Items from a data source
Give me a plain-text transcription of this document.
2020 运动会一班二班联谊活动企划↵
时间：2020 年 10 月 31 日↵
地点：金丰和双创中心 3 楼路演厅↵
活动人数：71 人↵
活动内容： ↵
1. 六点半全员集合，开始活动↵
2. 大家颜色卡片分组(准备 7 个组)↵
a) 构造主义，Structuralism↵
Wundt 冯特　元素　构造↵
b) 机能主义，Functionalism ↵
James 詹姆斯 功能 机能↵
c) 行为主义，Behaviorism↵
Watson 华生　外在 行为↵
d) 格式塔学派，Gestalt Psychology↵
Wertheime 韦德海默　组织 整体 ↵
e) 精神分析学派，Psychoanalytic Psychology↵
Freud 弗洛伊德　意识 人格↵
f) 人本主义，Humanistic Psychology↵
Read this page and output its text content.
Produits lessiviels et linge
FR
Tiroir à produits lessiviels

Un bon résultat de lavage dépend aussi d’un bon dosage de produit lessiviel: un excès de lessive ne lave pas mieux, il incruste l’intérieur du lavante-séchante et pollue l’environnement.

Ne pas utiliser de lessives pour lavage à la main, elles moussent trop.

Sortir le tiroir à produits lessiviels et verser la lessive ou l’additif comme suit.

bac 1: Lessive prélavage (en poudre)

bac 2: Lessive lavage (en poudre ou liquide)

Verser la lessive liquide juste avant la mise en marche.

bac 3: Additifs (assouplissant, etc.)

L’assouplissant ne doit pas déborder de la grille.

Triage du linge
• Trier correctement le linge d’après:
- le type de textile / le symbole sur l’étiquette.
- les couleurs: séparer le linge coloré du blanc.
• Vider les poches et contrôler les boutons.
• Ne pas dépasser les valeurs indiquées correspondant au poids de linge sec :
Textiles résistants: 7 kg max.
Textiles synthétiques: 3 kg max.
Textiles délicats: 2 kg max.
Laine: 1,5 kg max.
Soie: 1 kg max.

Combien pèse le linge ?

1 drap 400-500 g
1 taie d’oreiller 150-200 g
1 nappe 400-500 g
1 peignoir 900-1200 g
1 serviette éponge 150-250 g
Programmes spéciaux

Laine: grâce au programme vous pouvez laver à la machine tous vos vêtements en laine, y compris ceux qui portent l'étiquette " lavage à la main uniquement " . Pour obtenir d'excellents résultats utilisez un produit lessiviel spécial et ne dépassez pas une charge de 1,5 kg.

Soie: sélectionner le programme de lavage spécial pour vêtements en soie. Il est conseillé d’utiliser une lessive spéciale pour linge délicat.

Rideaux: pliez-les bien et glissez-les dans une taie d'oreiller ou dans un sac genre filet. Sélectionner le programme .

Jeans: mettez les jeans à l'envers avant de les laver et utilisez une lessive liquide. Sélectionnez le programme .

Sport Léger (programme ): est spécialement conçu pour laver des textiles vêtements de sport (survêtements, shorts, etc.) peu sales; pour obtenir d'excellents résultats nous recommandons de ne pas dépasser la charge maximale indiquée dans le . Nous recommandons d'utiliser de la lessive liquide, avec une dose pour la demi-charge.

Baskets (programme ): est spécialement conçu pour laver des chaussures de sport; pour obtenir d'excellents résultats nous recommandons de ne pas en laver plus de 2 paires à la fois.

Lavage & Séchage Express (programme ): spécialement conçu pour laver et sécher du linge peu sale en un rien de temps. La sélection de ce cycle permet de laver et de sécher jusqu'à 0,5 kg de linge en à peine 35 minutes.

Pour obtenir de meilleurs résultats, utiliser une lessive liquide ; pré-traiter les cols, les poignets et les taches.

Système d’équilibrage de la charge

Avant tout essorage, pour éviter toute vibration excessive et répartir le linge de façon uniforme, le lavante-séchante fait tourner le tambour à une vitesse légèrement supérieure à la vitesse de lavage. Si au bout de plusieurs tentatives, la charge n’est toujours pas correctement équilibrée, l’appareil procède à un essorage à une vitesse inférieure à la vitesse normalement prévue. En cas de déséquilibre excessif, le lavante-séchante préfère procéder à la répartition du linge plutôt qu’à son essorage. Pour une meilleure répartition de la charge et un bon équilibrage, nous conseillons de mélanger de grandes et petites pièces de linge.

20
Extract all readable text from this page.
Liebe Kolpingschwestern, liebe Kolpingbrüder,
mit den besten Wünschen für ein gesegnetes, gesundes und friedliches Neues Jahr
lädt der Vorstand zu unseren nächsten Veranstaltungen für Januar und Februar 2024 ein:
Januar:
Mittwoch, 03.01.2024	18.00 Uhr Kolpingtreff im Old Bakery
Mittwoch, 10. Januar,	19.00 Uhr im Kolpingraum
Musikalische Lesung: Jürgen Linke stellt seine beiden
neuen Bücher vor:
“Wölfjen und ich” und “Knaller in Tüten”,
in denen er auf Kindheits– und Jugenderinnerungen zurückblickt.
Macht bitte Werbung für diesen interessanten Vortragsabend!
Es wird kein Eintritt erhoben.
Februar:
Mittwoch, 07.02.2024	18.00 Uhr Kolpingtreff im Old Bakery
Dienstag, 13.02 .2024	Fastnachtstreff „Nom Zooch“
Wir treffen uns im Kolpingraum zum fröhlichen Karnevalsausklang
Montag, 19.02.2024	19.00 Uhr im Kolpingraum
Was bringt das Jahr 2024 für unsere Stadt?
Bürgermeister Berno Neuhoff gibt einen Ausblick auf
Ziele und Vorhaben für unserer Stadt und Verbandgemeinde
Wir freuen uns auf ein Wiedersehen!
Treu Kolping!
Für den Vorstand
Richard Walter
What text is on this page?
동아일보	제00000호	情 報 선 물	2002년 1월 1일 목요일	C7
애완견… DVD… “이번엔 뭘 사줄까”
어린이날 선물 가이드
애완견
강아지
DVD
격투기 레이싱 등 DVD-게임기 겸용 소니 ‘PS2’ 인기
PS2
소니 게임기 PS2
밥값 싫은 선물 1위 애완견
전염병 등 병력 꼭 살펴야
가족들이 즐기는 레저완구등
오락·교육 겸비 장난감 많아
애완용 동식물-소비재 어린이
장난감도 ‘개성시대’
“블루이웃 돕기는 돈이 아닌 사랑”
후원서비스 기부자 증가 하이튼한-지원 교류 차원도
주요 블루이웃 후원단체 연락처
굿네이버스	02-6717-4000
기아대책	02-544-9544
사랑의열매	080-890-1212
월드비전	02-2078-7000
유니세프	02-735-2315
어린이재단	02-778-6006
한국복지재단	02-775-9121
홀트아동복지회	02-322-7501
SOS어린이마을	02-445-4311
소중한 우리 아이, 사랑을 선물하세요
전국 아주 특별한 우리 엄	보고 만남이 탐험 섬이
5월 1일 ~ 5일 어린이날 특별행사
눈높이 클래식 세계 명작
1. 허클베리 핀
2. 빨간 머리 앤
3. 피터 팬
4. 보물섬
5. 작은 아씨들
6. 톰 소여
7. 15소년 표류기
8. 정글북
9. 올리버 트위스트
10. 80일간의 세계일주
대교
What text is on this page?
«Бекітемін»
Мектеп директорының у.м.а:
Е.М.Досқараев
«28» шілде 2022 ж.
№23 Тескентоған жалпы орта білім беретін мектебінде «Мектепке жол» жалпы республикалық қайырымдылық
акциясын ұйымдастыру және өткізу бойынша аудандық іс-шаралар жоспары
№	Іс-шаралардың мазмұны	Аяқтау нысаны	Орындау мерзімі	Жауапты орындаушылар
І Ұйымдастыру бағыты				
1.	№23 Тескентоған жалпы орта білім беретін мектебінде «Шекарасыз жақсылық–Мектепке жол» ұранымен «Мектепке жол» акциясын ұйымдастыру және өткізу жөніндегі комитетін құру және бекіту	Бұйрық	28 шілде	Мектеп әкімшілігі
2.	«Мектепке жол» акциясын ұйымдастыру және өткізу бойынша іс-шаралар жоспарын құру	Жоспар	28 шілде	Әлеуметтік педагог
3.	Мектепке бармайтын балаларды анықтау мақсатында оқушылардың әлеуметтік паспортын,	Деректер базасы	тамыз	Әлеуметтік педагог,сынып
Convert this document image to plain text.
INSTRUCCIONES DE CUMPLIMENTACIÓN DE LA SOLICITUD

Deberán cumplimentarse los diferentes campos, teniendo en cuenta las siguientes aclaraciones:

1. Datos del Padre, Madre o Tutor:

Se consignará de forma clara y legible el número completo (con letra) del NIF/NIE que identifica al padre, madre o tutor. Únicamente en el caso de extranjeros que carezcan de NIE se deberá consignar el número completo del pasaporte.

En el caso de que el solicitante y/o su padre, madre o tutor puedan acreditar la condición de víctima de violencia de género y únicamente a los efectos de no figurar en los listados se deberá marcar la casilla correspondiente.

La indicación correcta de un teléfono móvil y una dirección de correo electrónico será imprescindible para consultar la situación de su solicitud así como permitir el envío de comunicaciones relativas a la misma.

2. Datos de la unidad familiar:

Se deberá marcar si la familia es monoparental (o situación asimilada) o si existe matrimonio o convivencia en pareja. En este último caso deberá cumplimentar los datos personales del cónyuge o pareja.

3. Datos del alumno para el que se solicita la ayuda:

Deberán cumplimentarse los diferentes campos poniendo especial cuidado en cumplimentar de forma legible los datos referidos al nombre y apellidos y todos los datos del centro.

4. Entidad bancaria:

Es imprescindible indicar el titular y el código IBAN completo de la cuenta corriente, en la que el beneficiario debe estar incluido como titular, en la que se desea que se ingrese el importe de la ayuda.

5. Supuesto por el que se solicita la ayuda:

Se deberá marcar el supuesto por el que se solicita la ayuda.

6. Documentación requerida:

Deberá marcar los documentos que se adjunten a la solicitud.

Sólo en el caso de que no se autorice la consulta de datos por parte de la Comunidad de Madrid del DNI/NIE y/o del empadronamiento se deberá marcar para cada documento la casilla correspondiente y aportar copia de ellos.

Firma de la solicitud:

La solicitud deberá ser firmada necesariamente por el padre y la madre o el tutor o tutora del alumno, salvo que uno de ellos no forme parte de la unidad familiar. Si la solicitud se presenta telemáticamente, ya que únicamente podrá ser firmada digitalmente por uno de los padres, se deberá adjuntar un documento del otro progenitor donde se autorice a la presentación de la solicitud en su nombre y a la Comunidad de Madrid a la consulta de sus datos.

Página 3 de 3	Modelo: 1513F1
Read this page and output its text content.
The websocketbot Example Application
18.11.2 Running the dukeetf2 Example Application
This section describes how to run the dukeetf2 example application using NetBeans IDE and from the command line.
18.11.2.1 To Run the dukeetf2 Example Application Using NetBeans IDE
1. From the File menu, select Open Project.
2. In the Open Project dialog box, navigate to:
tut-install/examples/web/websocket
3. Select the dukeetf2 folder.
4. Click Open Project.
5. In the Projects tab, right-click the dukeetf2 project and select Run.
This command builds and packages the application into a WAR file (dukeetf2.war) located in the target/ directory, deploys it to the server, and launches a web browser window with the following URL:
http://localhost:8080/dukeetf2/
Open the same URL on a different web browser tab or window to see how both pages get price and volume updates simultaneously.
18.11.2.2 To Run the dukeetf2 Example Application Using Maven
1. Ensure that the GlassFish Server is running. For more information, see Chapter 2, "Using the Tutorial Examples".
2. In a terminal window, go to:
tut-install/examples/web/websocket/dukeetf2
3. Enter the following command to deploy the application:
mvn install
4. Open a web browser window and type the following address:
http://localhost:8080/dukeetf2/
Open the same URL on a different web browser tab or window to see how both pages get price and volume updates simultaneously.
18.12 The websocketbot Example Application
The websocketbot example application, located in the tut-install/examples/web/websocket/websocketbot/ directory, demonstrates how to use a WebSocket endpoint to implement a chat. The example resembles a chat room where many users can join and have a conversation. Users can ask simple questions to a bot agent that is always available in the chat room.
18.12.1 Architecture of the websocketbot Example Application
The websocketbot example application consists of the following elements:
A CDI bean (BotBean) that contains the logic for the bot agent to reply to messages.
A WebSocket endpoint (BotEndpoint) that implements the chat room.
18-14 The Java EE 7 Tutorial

== What the task requires ==
Go through the listing above line by line and say how many lines hold the word "Әлеуметтік". Reply with that number only.

== Problem solution ==
2